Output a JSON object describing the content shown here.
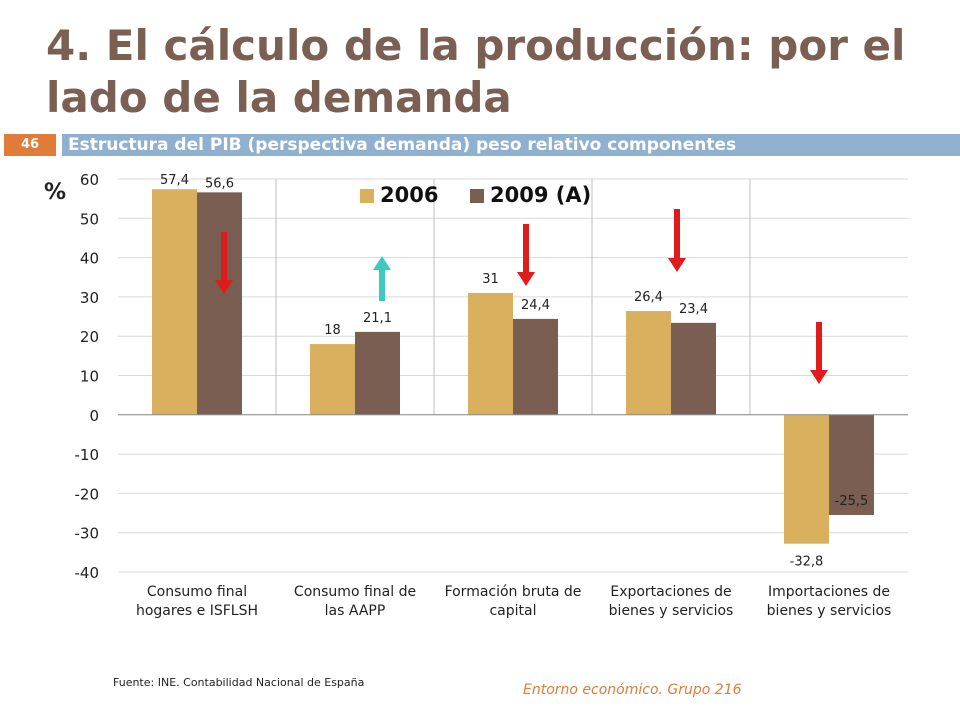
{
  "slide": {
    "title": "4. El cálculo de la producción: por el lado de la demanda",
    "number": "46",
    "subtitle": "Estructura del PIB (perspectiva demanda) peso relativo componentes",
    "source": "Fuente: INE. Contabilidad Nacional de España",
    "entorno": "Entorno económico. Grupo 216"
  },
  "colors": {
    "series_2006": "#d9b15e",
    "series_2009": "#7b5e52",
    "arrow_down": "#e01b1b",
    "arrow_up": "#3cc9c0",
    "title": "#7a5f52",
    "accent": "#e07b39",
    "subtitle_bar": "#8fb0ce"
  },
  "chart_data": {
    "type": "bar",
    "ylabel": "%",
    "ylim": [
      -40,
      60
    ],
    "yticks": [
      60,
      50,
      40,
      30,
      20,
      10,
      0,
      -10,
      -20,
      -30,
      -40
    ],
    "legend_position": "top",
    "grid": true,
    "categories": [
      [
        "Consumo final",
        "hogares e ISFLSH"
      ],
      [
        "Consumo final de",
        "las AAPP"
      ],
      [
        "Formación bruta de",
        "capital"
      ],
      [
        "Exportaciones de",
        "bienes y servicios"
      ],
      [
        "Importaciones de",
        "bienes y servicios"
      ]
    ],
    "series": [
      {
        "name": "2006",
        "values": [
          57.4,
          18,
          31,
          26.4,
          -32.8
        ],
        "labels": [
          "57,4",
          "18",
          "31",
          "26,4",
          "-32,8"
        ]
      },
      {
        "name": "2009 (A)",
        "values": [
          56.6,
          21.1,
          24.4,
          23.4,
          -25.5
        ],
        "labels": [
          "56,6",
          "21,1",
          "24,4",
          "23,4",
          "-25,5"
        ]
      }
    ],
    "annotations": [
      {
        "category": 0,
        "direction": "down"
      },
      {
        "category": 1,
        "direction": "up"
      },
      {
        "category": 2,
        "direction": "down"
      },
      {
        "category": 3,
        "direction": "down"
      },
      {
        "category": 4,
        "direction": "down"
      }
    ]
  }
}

________________________

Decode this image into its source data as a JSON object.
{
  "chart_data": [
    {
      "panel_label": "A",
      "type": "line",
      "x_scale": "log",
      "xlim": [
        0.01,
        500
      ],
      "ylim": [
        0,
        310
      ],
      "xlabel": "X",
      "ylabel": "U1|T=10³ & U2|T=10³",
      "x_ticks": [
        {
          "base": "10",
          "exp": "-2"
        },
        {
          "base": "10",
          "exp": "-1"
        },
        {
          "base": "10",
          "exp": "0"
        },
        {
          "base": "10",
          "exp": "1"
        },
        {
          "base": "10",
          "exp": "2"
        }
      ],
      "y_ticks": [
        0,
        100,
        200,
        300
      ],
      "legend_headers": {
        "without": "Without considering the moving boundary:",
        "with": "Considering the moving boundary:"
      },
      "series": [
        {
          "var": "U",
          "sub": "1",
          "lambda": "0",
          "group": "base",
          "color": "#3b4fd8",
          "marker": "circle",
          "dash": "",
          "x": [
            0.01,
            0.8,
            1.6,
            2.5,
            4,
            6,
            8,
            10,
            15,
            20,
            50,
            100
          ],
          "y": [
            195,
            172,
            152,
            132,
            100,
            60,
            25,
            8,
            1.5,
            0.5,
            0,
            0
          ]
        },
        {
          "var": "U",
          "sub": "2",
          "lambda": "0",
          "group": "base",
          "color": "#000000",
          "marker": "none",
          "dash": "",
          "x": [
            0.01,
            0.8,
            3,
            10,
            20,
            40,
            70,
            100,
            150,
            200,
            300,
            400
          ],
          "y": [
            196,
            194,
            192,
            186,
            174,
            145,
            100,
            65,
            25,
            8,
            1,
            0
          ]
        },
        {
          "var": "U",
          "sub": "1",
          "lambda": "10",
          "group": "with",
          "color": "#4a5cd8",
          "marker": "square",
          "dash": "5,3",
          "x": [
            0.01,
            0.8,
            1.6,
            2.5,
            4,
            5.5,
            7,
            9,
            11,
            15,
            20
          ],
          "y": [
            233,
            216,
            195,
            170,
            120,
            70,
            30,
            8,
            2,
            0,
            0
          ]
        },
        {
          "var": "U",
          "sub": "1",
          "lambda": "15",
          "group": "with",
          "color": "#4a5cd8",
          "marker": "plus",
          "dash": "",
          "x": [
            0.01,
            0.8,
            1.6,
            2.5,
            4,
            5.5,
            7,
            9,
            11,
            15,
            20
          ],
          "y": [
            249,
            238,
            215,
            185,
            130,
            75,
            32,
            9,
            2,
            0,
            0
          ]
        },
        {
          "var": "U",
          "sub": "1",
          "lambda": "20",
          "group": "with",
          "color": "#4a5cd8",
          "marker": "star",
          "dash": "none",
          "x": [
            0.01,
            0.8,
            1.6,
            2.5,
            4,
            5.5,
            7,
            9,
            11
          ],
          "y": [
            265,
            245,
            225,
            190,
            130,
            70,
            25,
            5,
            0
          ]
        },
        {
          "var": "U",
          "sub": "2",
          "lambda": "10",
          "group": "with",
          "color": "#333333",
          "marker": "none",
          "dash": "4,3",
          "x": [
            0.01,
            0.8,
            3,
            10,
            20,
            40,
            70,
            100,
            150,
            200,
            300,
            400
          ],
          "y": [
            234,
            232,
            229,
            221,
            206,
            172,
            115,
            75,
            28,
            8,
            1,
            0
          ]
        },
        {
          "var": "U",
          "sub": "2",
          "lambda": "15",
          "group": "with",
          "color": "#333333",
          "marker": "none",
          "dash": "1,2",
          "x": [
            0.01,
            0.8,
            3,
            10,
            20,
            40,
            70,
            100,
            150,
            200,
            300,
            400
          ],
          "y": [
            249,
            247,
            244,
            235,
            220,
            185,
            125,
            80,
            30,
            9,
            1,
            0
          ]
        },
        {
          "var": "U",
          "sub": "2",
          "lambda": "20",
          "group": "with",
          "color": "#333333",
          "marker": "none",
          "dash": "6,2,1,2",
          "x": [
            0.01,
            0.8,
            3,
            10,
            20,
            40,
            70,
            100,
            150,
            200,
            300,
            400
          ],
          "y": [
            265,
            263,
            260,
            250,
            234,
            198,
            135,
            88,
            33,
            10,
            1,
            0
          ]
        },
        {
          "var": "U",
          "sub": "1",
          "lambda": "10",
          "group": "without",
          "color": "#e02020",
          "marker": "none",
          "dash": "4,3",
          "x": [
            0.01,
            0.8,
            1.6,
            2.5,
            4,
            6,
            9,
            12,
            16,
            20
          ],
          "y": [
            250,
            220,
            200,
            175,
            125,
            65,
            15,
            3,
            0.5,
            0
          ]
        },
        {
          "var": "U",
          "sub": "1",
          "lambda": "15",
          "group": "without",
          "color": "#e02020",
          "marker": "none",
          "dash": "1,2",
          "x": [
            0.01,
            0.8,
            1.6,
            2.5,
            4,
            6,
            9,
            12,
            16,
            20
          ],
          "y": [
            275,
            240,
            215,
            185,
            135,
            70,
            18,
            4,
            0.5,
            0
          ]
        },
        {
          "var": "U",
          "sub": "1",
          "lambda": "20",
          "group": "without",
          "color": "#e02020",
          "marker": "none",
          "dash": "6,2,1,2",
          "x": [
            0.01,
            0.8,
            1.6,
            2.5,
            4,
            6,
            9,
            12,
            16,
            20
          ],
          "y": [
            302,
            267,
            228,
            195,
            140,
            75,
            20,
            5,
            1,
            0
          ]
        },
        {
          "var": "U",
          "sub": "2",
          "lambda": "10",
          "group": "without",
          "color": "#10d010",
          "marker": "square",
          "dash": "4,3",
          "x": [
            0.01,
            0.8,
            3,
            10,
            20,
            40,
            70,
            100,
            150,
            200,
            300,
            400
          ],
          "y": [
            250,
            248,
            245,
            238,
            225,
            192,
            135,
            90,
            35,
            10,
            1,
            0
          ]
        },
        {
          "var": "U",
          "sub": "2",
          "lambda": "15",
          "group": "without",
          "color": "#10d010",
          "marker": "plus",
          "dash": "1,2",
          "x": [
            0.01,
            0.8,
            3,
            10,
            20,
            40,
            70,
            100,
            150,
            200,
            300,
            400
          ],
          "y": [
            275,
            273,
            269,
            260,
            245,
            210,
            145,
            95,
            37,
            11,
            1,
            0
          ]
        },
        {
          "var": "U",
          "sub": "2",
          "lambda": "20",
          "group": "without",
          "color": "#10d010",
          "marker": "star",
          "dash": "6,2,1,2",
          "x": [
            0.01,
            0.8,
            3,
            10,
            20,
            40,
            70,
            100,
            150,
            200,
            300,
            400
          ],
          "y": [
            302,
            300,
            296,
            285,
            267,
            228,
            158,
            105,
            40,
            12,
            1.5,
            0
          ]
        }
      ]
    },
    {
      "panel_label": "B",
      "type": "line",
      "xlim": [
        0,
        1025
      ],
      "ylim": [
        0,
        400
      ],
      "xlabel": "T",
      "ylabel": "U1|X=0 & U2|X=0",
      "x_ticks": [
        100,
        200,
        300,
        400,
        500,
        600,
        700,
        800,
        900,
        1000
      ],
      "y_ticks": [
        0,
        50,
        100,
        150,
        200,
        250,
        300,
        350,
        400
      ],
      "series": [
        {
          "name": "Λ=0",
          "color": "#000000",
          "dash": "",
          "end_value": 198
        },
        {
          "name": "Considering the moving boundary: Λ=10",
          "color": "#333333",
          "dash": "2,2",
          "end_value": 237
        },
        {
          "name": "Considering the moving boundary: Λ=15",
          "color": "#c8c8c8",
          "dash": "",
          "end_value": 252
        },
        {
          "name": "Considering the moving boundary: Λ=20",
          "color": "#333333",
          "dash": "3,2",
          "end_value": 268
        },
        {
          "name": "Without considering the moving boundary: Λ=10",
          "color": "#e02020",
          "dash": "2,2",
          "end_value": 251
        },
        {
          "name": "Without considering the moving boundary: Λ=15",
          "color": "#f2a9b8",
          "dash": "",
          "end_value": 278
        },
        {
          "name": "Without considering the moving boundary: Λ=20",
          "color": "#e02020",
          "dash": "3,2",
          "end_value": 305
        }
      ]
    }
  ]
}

________________________

The task:
Your task is to gather all lines from the entries above that hold the word "ylabel".

Result of this exercise:
    "ylabel": "%",
      "ylabel": "U1|T=10³ & U2|T=10³",
      "ylabel": "U1|X=0 & U2|X=0",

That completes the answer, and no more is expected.